* Written problem: For every line in the records that has the word "content", make a copy.

* Begin Records to use *

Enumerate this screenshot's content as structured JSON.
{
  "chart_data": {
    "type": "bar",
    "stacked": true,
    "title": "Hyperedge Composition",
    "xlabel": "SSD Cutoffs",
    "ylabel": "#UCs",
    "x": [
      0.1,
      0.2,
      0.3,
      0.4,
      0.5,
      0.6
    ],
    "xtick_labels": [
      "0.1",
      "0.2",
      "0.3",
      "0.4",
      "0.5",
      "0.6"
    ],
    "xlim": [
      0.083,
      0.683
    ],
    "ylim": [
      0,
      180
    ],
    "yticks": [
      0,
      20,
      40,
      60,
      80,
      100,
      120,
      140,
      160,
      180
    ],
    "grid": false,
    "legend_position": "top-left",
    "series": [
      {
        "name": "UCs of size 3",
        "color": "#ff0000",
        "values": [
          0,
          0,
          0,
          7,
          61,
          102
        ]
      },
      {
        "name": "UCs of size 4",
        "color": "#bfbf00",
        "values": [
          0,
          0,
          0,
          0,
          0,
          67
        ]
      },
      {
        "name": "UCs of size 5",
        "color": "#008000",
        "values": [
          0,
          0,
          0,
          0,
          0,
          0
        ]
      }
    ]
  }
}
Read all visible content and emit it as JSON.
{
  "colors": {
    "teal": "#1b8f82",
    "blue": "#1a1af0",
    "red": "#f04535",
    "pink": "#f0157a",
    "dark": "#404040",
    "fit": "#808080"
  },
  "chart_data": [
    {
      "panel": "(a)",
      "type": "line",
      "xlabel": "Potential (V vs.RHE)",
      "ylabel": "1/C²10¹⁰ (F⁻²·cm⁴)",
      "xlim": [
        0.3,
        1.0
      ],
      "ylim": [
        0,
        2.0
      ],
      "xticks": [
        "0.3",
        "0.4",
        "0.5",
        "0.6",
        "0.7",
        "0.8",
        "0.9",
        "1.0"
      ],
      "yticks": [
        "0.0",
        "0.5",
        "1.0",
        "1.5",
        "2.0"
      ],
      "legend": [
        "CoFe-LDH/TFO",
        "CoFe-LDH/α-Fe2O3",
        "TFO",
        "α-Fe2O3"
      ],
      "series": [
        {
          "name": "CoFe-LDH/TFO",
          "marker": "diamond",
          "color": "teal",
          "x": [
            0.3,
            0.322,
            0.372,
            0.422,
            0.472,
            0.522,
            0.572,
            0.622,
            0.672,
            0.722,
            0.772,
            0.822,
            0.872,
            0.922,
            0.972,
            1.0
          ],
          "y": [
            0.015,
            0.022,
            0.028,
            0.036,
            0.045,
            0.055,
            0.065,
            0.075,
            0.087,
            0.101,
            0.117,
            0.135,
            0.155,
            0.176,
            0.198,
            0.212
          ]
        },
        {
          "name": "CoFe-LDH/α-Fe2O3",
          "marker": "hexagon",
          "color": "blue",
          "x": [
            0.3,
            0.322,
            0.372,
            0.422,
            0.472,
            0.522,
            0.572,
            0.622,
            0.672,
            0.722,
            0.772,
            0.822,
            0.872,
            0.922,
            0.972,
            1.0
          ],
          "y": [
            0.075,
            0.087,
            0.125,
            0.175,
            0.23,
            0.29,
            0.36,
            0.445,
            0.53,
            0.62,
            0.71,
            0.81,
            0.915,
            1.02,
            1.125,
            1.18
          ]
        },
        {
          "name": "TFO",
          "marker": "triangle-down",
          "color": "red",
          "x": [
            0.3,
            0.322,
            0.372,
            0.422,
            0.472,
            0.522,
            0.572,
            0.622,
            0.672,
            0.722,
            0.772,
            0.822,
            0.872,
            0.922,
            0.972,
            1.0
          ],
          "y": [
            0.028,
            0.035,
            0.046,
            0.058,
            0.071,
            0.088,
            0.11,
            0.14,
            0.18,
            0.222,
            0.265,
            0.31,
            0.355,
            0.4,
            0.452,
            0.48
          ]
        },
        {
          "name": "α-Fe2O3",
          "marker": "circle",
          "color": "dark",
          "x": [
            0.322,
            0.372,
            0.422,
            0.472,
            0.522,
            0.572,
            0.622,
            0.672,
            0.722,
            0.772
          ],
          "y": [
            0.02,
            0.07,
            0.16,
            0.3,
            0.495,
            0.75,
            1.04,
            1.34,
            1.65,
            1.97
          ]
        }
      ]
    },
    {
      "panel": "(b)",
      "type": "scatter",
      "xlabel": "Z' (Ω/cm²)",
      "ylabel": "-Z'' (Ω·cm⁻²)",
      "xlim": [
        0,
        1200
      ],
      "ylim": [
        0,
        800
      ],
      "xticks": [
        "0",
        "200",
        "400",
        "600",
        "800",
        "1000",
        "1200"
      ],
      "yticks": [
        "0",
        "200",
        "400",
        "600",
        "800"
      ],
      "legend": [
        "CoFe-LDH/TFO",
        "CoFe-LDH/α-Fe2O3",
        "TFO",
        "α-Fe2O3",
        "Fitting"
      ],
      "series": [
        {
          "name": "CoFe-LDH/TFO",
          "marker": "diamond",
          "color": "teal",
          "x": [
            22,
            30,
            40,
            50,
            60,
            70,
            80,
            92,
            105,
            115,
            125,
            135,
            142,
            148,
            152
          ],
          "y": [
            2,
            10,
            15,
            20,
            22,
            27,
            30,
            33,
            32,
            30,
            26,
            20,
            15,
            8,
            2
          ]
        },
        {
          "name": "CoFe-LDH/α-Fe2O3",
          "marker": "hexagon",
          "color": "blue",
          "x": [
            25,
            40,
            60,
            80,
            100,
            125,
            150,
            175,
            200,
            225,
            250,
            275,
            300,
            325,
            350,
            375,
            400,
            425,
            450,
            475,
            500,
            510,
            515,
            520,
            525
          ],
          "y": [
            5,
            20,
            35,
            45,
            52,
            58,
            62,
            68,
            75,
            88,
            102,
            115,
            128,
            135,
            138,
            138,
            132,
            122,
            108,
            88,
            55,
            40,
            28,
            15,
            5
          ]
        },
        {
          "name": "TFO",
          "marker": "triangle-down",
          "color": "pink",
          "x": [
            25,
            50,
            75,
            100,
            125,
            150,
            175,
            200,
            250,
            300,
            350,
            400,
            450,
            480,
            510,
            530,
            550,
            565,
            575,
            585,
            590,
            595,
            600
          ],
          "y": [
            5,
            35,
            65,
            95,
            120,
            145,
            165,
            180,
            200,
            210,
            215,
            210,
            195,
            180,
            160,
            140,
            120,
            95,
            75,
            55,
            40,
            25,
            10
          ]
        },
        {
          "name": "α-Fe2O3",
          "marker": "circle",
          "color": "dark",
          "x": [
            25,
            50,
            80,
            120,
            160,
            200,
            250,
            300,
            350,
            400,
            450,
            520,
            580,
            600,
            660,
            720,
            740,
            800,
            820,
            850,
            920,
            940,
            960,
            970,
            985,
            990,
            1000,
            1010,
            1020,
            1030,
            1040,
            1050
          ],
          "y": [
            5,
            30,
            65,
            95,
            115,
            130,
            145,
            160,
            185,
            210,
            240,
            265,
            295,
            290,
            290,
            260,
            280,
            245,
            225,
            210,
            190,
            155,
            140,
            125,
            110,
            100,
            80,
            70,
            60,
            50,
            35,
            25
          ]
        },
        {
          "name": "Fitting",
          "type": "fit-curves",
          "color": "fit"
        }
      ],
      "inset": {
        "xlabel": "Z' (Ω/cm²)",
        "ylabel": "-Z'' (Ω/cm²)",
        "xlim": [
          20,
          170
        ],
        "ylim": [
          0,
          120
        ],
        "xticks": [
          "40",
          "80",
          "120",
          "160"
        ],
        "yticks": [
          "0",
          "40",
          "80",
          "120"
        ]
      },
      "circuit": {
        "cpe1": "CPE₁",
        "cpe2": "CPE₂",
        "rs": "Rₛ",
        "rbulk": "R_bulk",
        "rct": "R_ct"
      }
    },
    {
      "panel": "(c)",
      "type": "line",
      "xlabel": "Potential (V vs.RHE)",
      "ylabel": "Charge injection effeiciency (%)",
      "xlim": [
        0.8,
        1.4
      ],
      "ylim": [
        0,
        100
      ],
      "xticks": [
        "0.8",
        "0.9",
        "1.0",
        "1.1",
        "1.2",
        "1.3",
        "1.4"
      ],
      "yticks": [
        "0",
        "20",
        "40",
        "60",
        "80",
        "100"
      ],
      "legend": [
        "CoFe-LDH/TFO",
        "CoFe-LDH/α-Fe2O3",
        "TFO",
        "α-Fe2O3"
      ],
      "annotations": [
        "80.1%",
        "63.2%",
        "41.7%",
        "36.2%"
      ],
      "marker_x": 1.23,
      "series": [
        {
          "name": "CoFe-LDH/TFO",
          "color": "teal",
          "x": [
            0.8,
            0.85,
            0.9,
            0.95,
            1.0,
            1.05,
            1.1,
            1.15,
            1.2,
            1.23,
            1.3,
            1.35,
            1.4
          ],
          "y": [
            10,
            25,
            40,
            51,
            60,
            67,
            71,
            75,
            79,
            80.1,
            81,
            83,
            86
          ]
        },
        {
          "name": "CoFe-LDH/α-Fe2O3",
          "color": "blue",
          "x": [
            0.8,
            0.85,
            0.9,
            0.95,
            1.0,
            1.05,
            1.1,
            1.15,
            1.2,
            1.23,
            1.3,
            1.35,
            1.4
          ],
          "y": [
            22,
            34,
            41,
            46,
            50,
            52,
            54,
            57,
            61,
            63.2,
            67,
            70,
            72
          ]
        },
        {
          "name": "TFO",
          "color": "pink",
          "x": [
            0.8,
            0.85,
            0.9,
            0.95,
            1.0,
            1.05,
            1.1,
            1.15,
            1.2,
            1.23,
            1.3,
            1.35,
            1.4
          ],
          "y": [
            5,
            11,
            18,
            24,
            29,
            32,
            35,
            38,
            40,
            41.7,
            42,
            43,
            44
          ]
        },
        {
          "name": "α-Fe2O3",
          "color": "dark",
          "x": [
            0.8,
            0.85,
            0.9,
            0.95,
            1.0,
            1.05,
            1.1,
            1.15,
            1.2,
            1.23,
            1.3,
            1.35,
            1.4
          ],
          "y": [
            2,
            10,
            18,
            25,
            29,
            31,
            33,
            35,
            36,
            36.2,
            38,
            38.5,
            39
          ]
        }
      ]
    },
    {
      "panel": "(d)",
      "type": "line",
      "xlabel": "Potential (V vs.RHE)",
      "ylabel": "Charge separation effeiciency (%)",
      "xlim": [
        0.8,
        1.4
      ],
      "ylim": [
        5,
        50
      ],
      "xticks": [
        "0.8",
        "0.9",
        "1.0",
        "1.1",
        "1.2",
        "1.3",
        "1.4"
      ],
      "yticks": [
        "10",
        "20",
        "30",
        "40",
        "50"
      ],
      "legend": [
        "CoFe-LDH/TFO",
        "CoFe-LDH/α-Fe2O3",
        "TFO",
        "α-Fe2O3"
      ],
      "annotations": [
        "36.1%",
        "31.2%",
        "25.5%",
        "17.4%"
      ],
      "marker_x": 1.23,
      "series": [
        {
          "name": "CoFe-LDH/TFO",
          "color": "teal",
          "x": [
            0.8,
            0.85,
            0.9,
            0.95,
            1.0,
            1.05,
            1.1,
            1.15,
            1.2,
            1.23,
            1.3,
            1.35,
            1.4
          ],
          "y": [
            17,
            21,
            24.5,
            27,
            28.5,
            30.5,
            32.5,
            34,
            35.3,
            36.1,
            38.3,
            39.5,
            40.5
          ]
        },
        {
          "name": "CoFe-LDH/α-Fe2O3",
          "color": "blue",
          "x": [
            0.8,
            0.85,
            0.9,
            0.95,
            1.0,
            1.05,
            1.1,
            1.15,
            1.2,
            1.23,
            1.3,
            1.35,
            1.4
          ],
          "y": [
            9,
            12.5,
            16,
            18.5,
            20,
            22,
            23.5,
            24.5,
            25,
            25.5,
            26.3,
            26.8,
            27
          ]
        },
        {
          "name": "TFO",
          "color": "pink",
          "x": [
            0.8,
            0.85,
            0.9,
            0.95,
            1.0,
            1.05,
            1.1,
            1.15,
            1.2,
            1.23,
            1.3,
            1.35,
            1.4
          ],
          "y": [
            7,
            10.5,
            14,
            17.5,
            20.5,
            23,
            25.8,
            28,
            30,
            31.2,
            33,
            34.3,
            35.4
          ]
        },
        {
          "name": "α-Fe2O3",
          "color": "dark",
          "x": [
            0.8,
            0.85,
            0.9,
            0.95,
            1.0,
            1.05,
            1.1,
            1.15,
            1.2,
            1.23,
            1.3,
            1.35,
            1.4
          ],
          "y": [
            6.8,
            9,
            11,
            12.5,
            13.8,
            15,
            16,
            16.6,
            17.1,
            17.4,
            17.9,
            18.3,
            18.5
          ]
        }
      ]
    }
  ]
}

* End Records to use *

* Exercise response:
Enumerate this screenshot's content as structured JSON.
Read all visible content and emit it as JSON.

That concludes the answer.